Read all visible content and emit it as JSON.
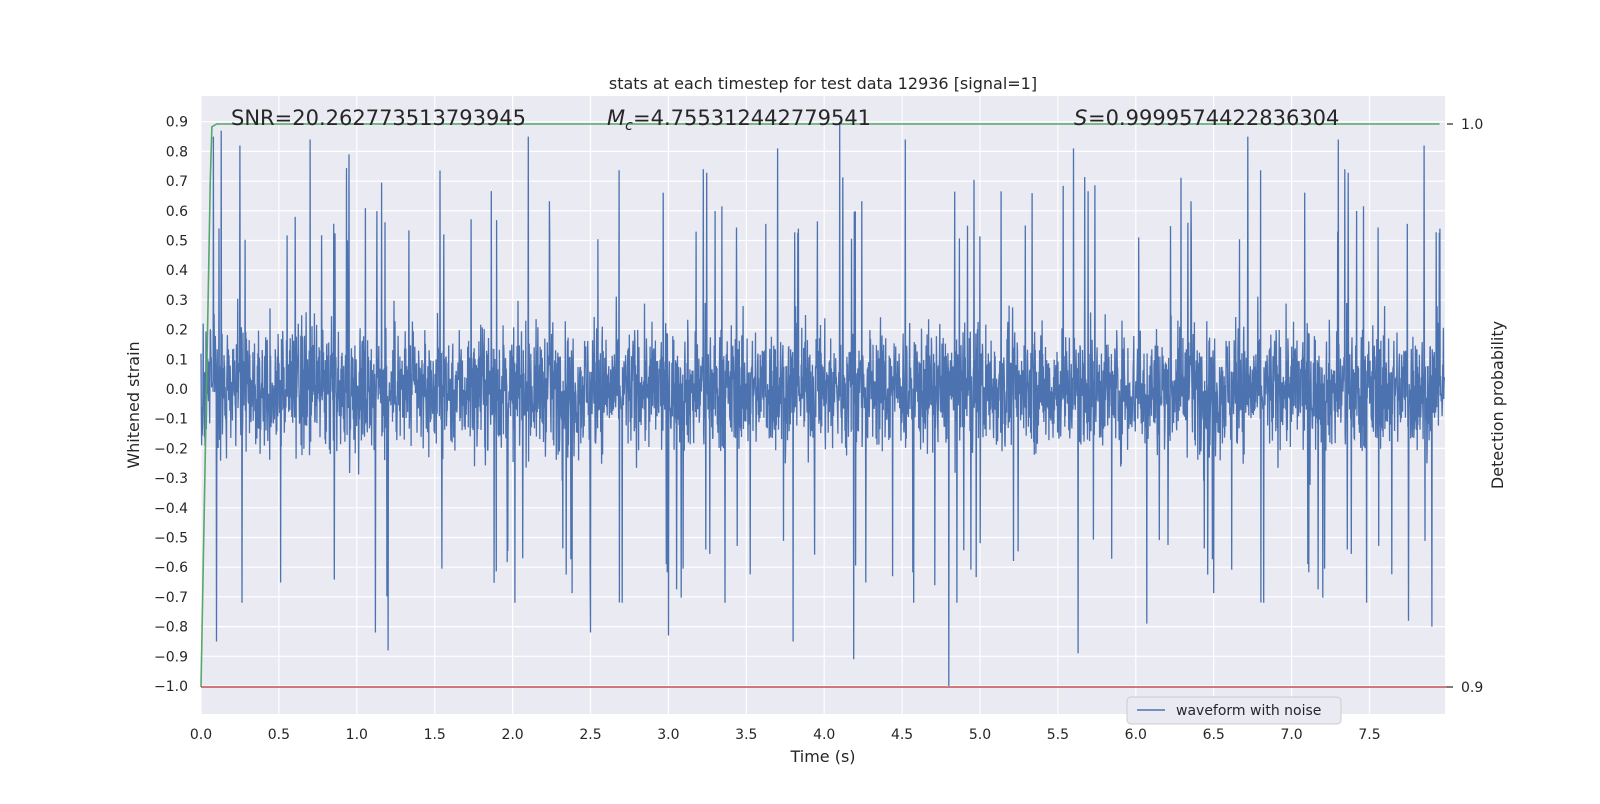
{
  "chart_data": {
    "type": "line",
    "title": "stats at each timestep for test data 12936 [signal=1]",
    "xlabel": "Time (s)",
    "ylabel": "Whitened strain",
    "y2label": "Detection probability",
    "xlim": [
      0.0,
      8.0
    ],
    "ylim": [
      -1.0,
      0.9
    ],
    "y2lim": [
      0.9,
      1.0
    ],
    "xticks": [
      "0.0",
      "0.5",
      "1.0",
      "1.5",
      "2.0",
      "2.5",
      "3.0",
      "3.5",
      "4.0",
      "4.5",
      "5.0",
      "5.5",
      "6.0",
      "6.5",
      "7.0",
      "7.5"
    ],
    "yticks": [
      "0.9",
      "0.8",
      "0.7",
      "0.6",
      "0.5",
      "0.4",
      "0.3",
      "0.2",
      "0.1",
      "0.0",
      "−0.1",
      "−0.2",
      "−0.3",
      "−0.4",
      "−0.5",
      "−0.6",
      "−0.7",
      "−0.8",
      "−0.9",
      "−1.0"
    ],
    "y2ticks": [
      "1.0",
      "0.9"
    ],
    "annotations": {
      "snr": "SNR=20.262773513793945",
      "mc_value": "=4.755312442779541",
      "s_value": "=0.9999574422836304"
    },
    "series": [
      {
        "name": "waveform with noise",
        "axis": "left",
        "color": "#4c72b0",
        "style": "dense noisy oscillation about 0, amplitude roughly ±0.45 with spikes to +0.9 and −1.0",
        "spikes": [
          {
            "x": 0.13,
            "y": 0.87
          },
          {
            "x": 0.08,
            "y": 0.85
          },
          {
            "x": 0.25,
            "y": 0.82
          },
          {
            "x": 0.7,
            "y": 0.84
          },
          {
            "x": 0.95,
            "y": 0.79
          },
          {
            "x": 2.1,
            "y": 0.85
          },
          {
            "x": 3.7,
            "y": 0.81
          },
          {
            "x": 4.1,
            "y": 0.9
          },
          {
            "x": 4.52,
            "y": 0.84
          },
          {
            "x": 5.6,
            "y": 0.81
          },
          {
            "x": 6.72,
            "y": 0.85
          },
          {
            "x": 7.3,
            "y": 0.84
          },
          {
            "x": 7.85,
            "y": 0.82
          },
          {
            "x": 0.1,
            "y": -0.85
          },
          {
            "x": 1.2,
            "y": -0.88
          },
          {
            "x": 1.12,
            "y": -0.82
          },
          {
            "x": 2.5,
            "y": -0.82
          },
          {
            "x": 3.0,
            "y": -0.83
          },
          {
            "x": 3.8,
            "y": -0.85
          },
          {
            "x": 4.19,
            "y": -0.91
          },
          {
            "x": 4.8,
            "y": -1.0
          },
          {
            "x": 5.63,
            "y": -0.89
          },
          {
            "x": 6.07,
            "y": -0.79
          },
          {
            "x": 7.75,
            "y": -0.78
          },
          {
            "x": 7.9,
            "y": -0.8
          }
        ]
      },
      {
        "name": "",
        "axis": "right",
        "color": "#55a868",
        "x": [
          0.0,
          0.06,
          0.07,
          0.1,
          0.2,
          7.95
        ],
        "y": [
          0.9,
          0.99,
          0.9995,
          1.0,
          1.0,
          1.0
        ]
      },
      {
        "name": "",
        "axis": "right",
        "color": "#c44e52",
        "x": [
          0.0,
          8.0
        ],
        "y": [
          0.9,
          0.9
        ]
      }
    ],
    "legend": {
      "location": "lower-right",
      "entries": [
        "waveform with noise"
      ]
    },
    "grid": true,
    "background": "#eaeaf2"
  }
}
☆ ☆ ☆ ☆ ☆
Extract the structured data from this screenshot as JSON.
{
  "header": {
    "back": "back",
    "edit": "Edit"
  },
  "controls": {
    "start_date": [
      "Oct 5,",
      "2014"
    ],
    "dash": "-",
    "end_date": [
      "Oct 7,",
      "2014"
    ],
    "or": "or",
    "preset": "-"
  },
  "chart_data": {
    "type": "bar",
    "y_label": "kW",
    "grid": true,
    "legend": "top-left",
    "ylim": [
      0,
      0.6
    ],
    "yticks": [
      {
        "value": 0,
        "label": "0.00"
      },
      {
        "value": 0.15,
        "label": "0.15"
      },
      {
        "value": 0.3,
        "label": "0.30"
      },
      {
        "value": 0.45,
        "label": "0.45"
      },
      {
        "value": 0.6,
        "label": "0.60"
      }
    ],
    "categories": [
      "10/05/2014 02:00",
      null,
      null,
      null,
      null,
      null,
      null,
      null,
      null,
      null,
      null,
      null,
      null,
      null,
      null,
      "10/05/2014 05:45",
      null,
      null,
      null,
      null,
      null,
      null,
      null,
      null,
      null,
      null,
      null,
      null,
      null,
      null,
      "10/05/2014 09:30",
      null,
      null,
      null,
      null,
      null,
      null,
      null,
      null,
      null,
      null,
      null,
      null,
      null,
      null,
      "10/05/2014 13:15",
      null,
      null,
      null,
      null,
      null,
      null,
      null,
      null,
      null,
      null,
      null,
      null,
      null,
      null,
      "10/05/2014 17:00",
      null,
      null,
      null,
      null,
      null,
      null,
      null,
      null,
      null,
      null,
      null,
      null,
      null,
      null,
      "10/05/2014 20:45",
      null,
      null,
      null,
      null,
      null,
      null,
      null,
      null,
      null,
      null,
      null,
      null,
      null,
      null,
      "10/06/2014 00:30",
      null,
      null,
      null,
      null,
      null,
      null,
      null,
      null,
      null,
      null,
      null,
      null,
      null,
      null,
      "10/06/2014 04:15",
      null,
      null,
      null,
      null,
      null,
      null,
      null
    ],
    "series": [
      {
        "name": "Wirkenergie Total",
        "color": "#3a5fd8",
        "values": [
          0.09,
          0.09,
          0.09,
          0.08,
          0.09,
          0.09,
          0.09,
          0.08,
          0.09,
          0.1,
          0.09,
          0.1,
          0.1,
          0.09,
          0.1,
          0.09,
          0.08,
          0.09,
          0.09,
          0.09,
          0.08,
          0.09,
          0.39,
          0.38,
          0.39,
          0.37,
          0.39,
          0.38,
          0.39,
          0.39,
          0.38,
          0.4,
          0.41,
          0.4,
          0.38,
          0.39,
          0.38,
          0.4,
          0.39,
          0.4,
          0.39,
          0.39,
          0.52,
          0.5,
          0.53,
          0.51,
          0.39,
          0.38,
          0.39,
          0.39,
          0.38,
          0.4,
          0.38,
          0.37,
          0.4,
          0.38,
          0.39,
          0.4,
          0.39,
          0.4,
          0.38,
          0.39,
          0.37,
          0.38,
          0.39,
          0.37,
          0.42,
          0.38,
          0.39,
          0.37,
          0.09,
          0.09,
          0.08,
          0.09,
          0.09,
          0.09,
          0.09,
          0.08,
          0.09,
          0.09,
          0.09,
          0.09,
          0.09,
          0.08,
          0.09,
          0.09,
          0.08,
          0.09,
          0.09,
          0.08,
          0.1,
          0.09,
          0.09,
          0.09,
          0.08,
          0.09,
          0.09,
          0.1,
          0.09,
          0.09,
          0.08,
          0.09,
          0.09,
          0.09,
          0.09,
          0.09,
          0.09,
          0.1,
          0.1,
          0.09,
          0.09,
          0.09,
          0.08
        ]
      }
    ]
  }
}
☆ ☆ ☆ ☆ ☆
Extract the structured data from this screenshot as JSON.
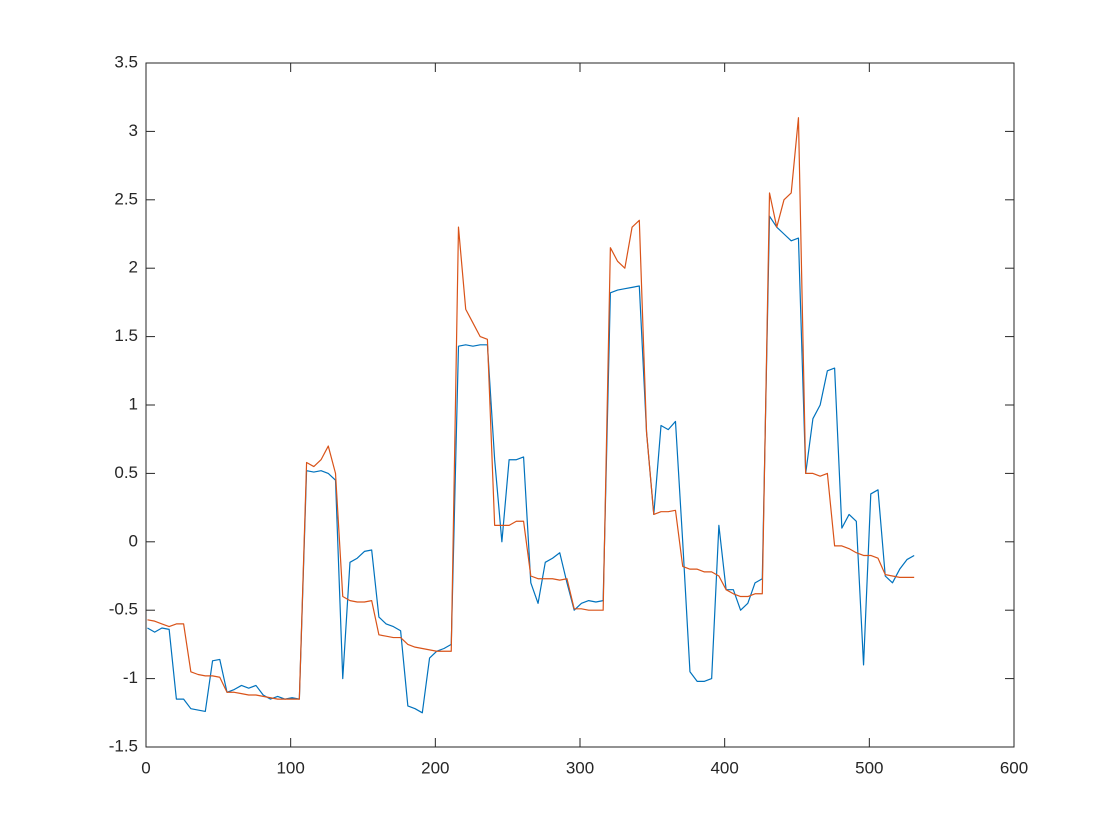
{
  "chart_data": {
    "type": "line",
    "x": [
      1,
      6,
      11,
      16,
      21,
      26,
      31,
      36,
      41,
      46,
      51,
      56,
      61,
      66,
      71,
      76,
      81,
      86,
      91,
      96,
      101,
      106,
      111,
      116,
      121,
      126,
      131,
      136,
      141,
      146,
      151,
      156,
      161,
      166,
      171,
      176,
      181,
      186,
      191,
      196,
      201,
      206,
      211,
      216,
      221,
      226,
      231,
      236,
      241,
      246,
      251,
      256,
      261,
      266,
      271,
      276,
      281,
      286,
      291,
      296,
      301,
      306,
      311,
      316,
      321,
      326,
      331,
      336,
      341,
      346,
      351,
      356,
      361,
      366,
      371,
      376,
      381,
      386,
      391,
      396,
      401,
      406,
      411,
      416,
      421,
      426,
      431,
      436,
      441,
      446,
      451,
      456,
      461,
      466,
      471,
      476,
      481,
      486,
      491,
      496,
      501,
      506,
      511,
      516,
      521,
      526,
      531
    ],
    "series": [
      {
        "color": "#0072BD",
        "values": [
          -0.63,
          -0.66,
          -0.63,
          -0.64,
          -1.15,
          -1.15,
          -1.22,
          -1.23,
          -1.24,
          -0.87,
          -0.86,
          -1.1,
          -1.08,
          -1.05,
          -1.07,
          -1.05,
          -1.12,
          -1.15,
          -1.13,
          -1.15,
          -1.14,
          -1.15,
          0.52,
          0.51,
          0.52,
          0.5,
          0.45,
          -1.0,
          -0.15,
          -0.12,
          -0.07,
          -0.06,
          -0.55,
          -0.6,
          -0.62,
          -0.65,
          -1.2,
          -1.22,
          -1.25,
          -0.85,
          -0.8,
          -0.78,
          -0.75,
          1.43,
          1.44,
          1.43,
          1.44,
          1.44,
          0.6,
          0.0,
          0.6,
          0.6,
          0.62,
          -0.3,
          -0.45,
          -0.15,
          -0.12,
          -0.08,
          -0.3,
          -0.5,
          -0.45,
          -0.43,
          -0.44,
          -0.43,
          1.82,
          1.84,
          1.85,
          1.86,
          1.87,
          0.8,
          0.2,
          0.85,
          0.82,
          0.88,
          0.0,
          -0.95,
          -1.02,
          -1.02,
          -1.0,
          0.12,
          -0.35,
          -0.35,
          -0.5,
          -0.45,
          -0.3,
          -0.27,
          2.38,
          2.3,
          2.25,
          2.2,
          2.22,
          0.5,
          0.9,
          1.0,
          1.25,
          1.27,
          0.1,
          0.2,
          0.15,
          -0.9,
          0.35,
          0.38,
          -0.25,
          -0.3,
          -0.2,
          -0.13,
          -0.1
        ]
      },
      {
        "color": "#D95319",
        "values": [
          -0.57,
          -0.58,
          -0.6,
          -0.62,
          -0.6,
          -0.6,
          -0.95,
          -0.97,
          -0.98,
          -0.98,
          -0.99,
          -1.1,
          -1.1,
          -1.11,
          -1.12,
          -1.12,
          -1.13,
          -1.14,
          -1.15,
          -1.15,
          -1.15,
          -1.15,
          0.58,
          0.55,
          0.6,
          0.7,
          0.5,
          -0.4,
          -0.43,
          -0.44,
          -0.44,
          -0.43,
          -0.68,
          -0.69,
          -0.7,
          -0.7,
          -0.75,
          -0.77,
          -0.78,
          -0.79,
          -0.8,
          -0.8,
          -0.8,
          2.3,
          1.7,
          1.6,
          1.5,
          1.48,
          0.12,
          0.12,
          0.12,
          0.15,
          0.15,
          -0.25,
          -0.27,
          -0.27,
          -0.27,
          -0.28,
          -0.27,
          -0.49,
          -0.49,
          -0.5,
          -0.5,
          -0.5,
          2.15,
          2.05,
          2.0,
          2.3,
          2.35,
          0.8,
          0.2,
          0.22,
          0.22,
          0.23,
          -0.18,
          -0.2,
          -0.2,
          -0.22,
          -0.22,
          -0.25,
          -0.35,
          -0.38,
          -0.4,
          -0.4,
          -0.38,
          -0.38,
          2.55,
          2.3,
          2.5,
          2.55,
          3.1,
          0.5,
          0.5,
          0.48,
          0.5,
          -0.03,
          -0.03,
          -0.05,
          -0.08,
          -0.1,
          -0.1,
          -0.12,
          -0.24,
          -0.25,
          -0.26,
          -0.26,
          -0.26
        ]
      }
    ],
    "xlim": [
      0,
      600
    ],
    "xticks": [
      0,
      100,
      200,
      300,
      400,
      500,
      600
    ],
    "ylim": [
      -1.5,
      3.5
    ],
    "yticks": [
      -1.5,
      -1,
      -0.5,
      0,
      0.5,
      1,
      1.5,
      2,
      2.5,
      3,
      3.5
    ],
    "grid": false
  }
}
☆ ☆ ☆ ☆ ☆
Among the lines of the data, identify those with the word "waveform". Copy each of them.

        "name": "waveform with noise",
        "waveform with noise"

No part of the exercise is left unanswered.